::: Provided entries :::

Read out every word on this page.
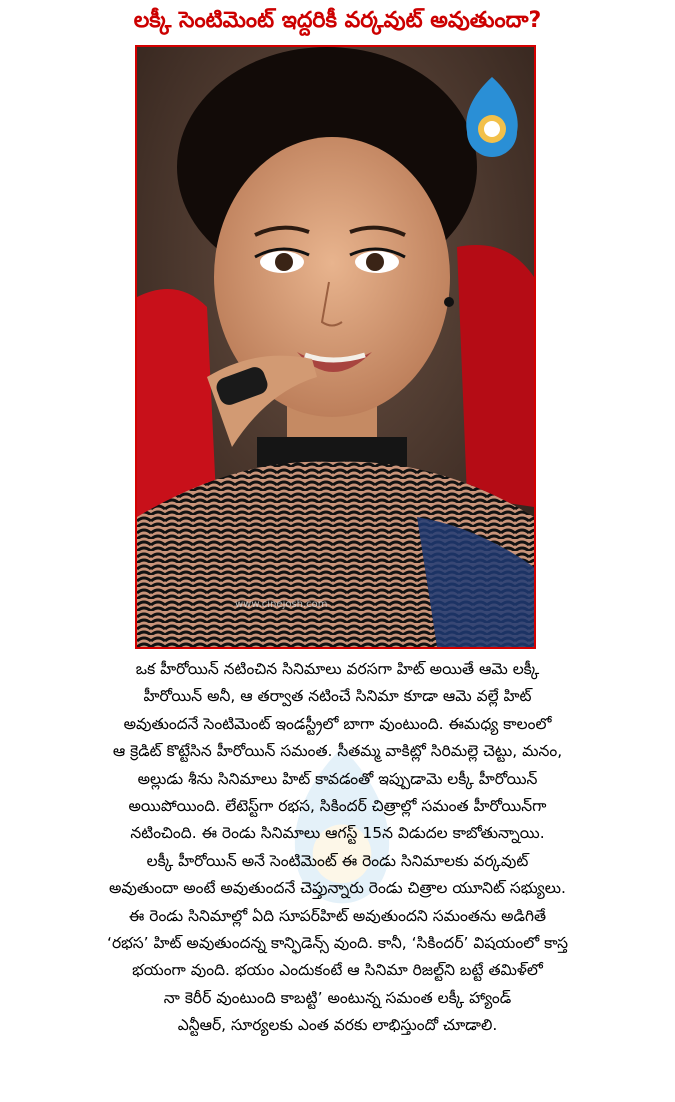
లక్కీ సెంటిమెంట్ ఇద్దరికీ వర్కవుట్ అవుతుందా?
www.cinejosh.com

ఒక హీరోయిన్ నటించిన సినిమాలు వరసగా హిట్ అయితే ఆమె లక్కీ

హీరోయిన్ అనీ, ఆ తర్వాత నటించే సినిమా కూడా ఆమె వల్లే హిట్

అవుతుందనే సెంటిమెంట్ ఇండస్ట్రీలో బాగా వుంటుంది. ఈమధ్య కాలంలో

ఆ క్రెడిట్ కొట్టేసిన హీరోయిన్ సమంత. సీతమ్మ వాకిట్లో సిరిమల్లె చెట్టు, మనం,

అల్లుడు శీను సినిమాలు హిట్ కావడంతో ఇప్పుడామె లక్కీ హీరోయిన్

అయిపోయింది. లేటెస్ట్‌గా రభస, సికిందర్ చిత్రాల్లో సమంత హీరోయిన్‌గా

నటించింది. ఈ రెండు సినిమాలు ఆగస్ట్ 15న విడుదల కాబోతున్నాయి.

లక్కీ హీరోయిన్ అనే సెంటిమెంట్ ఈ రెండు సినిమాలకు వర్కవుట్

అవుతుందా అంటే అవుతుందనే చెప్తున్నారు రెండు చిత్రాల యూనిట్ సభ్యులు.

ఈ రెండు సినిమాల్లో ఏది సూపర్‌హిట్ అవుతుందని సమంతను అడిగితే

‘రభస’ హిట్ అవుతుందన్న కాన్ఫిడెన్స్ వుంది. కానీ, ‘సికిందర్’ విషయంలో కాస్త

భయంగా వుంది. భయం ఎందుకంటే ఆ సినిమా రిజల్ట్‌ని బట్టే తమిళ్‌లో

నా కెరీర్ వుంటుంది కాబట్టి’ అంటున్న సమంత లక్కీ హ్యాండ్

ఎన్టీఆర్, సూర్యలకు ఎంత వరకు లాభిస్తుందో చూడాలి.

:::

• Exercise task
Set down every record once more, word for word, without pictures.

• Reply to the task
Read out every word on this page.
లక్కీ సెంటిమెంట్ ఇద్దరికీ వర్కవుట్ అవుతుందా?
www.cinejosh.com

ఒక హీరోయిన్ నటించిన సినిమాలు వరసగా హిట్ అయితే ఆమె లక్కీ

హీరోయిన్ అనీ, ఆ తర్వాత నటించే సినిమా కూడా ఆమె వల్లే హిట్

అవుతుందనే సెంటిమెంట్ ఇండస్ట్రీలో బాగా వుంటుంది. ఈమధ్య కాలంలో

ఆ క్రెడిట్ కొట్టేసిన హీరోయిన్ సమంత. సీతమ్మ వాకిట్లో సిరిమల్లె చెట్టు, మనం,

అల్లుడు శీను సినిమాలు హిట్ కావడంతో ఇప్పుడామె లక్కీ హీరోయిన్

అయిపోయింది. లేటెస్ట్‌గా రభస, సికిందర్ చిత్రాల్లో సమంత హీరోయిన్‌గా

నటించింది. ఈ రెండు సినిమాలు ఆగస్ట్ 15న విడుదల కాబోతున్నాయి.

లక్కీ హీరోయిన్ అనే సెంటిమెంట్ ఈ రెండు సినిమాలకు వర్కవుట్

అవుతుందా అంటే అవుతుందనే చెప్తున్నారు రెండు చిత్రాల యూనిట్ సభ్యులు.

ఈ రెండు సినిమాల్లో ఏది సూపర్‌హిట్ అవుతుందని సమంతను అడిగితే

‘రభస’ హిట్ అవుతుందన్న కాన్ఫిడెన్స్ వుంది. కానీ, ‘సికిందర్’ విషయంలో కాస్త

భయంగా వుంది. భయం ఎందుకంటే ఆ సినిమా రిజల్ట్‌ని బట్టే తమిళ్‌లో

నా కెరీర్ వుంటుంది కాబట్టి’ అంటున్న సమంత లక్కీ హ్యాండ్

ఎన్టీఆర్, సూర్యలకు ఎంత వరకు లాభిస్తుందో చూడాలి.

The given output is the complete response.